Stored entries:
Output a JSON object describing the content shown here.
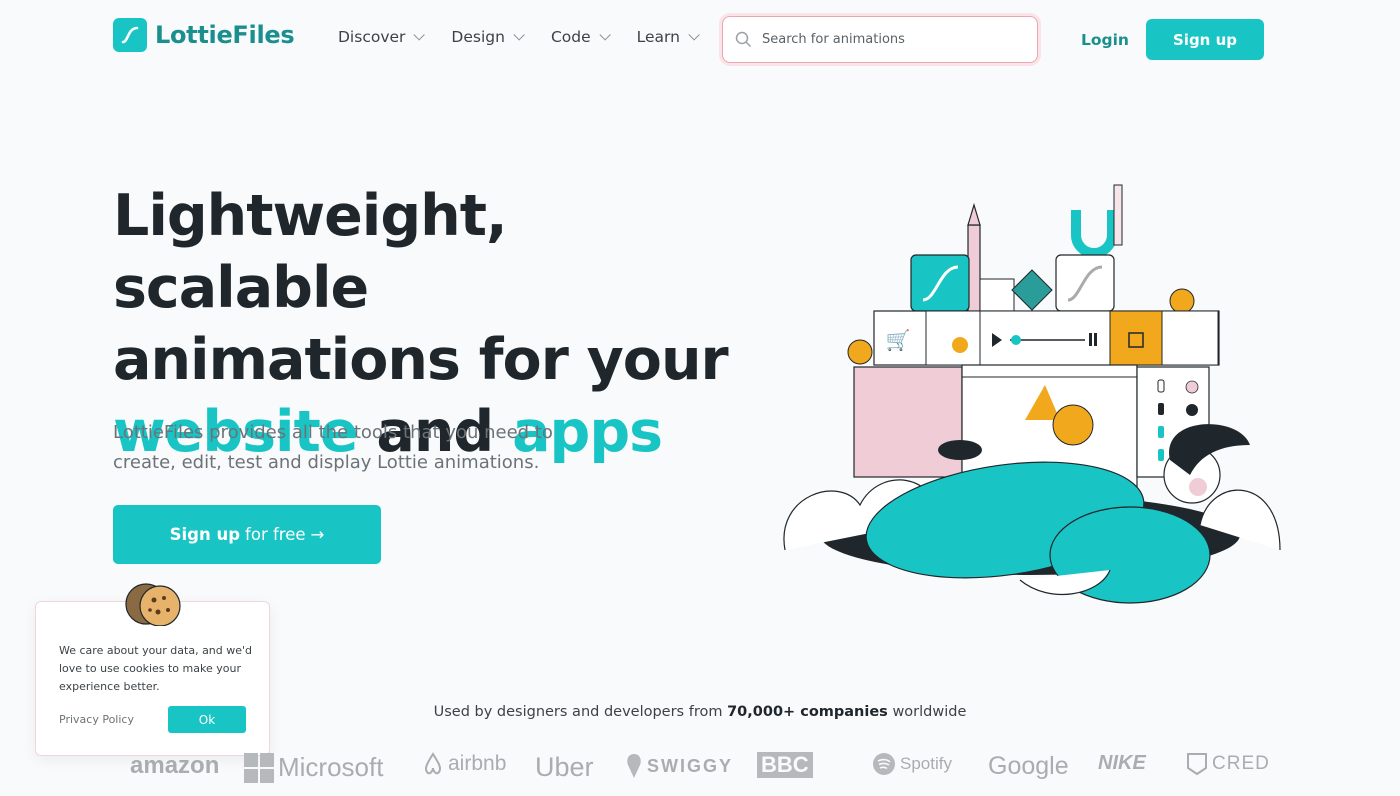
{
  "header": {
    "logo_text": "LottieFiles",
    "nav": [
      {
        "label": "Discover"
      },
      {
        "label": "Design"
      },
      {
        "label": "Code"
      },
      {
        "label": "Learn"
      }
    ],
    "search_placeholder": "Search for animations",
    "login_label": "Login",
    "signup_label": "Sign up"
  },
  "hero": {
    "title_line1": "Lightweight, scalable",
    "title_line2": "animations for your",
    "title_word_website": "website",
    "title_word_and": "and",
    "title_word_apps": "apps",
    "subtitle": "LottieFiles provides all the tools that you need to create, edit, test and display Lottie animations.",
    "cta_strong": "Sign up",
    "cta_rest": "for free",
    "cta_arrow": "→"
  },
  "cookie": {
    "text": "We care about your data, and we'd love to use cookies to make your experience better.",
    "privacy_label": "Privacy Policy",
    "ok_label": "Ok"
  },
  "used_by": {
    "prefix": "Used by designers and developers from",
    "highlight": "70,000+ companies",
    "suffix": "worldwide"
  },
  "brands": [
    "amazon",
    "Microsoft",
    "airbnb",
    "Uber",
    "SWIGGY",
    "BBC",
    "Spotify",
    "Google",
    "NIKE",
    "CRED"
  ],
  "colors": {
    "accent": "#19c5c4",
    "accent_dark": "#1a8f8e",
    "text": "#20272c",
    "orange": "#f2a81d",
    "pink": "#f0ccd6"
  }
}
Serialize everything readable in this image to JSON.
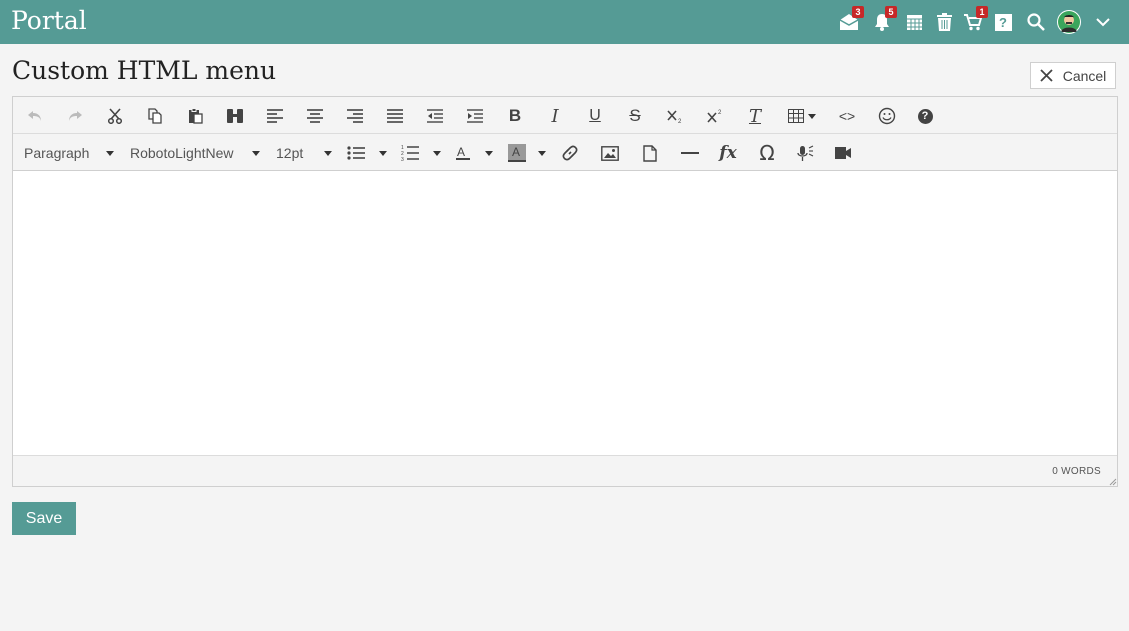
{
  "app": {
    "brand": "Portal"
  },
  "header": {
    "icons": [
      {
        "name": "messages-icon",
        "badge": "3"
      },
      {
        "name": "notifications-icon",
        "badge": "5"
      },
      {
        "name": "calendar-icon",
        "badge": ""
      },
      {
        "name": "trash-icon",
        "badge": ""
      },
      {
        "name": "cart-icon",
        "badge": "1"
      },
      {
        "name": "help-icon",
        "badge": ""
      },
      {
        "name": "search-icon",
        "badge": ""
      }
    ],
    "badges": {
      "messages": "3",
      "notifications": "5",
      "cart": "1"
    },
    "help_glyph": "?"
  },
  "page": {
    "title": "Custom HTML menu",
    "cancel_label": "Cancel"
  },
  "editor": {
    "format_select": "Paragraph",
    "font_select": "RobotoLightNew",
    "size_select": "12pt",
    "word_count": "0 WORDS",
    "glyphs": {
      "bold": "B",
      "italic": "I",
      "underline": "U",
      "strike": "S",
      "clear": "T",
      "fx": "fx",
      "omega": "Ω",
      "code": "<>",
      "help": "?"
    }
  },
  "actions": {
    "save_label": "Save"
  },
  "colors": {
    "accent": "#559b95",
    "badge": "#c62828"
  }
}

Your objective: Pull out and copy each line containing the string "name".

Complete response:
        "name": "messages-icon",
        "name": "notifications-icon",
        "name": "calendar-icon",
        "name": "trash-icon",
        "name": "cart-icon",
        "name": "help-icon",
        "name": "search-icon",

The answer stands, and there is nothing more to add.